Write out the entire listing below exactly, with the pictures left out.

*Material provided:*
● ● ● ● ● ● ●

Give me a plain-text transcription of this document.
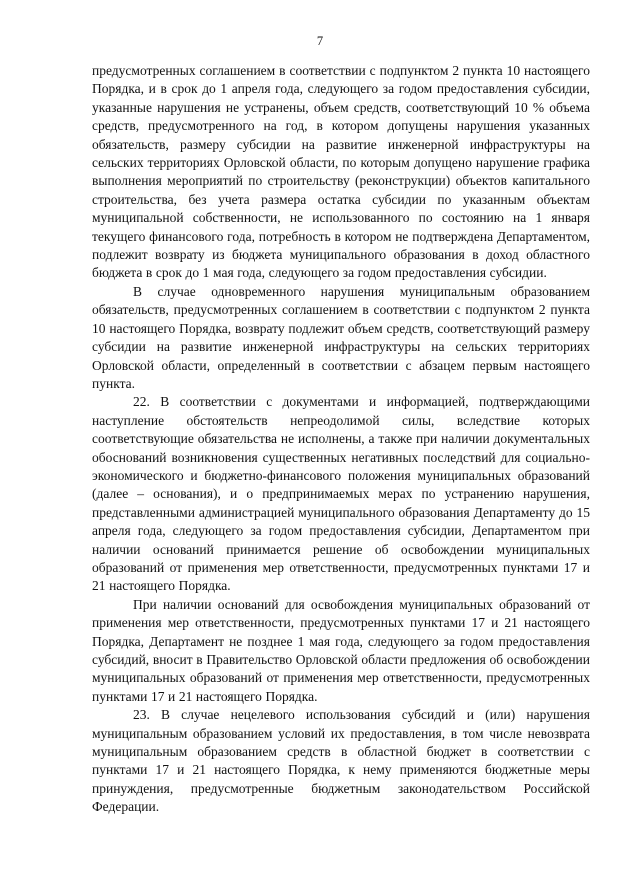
7

предусмотренных соглашением в соответствии с подпунктом 2 пункта 10 настоящего Порядка, и в срок до 1 апреля года, следующего за годом предоставления субсидии, указанные нарушения не устранены, объем средств, соответствующий 10 % объема средств, предусмотренного на год, в котором допущены нарушения указанных обязательств, размеру субсидии на развитие инженерной инфраструктуры на сельских территориях Орловской области, по которым допущено нарушение графика выполнения мероприятий по строительству (реконструкции) объектов капитального строительства, без учета размера остатка субсидии по указанным объектам муниципальной собственности, не использованного по состоянию на 1 января текущего финансового года, потребность в котором не подтверждена Департаментом, подлежит возврату из бюджета муниципального образования в доход областного бюджета в срок до 1 мая года, следующего за годом предоставления субсидии.

В случае одновременного нарушения муниципальным образованием обязательств, предусмотренных соглашением в соответствии с подпунктом 2 пункта 10 настоящего Порядка, возврату подлежит объем средств, соответствующий размеру субсидии на развитие инженерной инфраструктуры на сельских территориях Орловской области, определенный в соответствии с абзацем первым настоящего пункта.

22. В соответствии с документами и информацией, подтверждающими наступление обстоятельств непреодолимой силы, вследствие которых соответствующие обязательства не исполнены, а также при наличии документальных обоснований возникновения существенных негативных последствий для социально-экономического и бюджетно-финансового положения муниципальных образований (далее – основания), и о предпринимаемых мерах по устранению нарушения, представленными администрацией муниципального образования Департаменту до 15 апреля года, следующего за годом предоставления субсидии, Департаментом при наличии оснований принимается решение об освобождении муниципальных образований от применения мер ответственности, предусмотренных пунктами 17 и 21 настоящего Порядка.

При наличии оснований для освобождения муниципальных образований от применения мер ответственности, предусмотренных пунктами 17 и 21 настоящего Порядка, Департамент не позднее 1 мая года, следующего за годом предоставления субсидий, вносит в Правительство Орловской области предложения об освобождении муниципальных образований от применения мер ответственности, предусмотренных пунктами 17 и 21 настоящего Порядка.

23. В случае нецелевого использования субсидий и (или) нарушения муниципальным образованием условий их предоставления, в том числе невозврата муниципальным образованием средств в областной бюджет в соответствии с пунктами 17 и 21 настоящего Порядка, к нему применяются бюджетные меры принуждения, предусмотренные бюджетным законодательством Российской Федерации.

● ● ● ● ● ● ●

*Result of the task:*
Give me a plain-text transcription of this document.
7

предусмотренных соглашением в соответствии с подпунктом 2 пункта 10 настоящего Порядка, и в срок до 1 апреля года, следующего за годом предоставления субсидии, указанные нарушения не устранены, объем средств, соответствующий 10 % объема средств, предусмотренного на год, в котором допущены нарушения указанных обязательств, размеру субсидии на развитие инженерной инфраструктуры на сельских территориях Орловской области, по которым допущено нарушение графика выполнения мероприятий по строительству (реконструкции) объектов капитального строительства, без учета размера остатка субсидии по указанным объектам муниципальной собственности, не использованного по состоянию на 1 января текущего финансового года, потребность в котором не подтверждена Департаментом, подлежит возврату из бюджета муниципального образования в доход областного бюджета в срок до 1 мая года, следующего за годом предоставления субсидии.

В случае одновременного нарушения муниципальным образованием обязательств, предусмотренных соглашением в соответствии с подпунктом 2 пункта 10 настоящего Порядка, возврату подлежит объем средств, соответствующий размеру субсидии на развитие инженерной инфраструктуры на сельских территориях Орловской области, определенный в соответствии с абзацем первым настоящего пункта.

22. В соответствии с документами и информацией, подтверждающими наступление обстоятельств непреодолимой силы, вследствие которых соответствующие обязательства не исполнены, а также при наличии документальных обоснований возникновения существенных негативных последствий для социально-экономического и бюджетно-финансового положения муниципальных образований (далее – основания), и о предпринимаемых мерах по устранению нарушения, представленными администрацией муниципального образования Департаменту до 15 апреля года, следующего за годом предоставления субсидии, Департаментом при наличии оснований принимается решение об освобождении муниципальных образований от применения мер ответственности, предусмотренных пунктами 17 и 21 настоящего Порядка.

При наличии оснований для освобождения муниципальных образований от применения мер ответственности, предусмотренных пунктами 17 и 21 настоящего Порядка, Департамент не позднее 1 мая года, следующего за годом предоставления субсидий, вносит в Правительство Орловской области предложения об освобождении муниципальных образований от применения мер ответственности, предусмотренных пунктами 17 и 21 настоящего Порядка.

23. В случае нецелевого использования субсидий и (или) нарушения муниципальным образованием условий их предоставления, в том числе невозврата муниципальным образованием средств в областной бюджет в соответствии с пунктами 17 и 21 настоящего Порядка, к нему применяются бюджетные меры принуждения, предусмотренные бюджетным законодательством Российской Федерации.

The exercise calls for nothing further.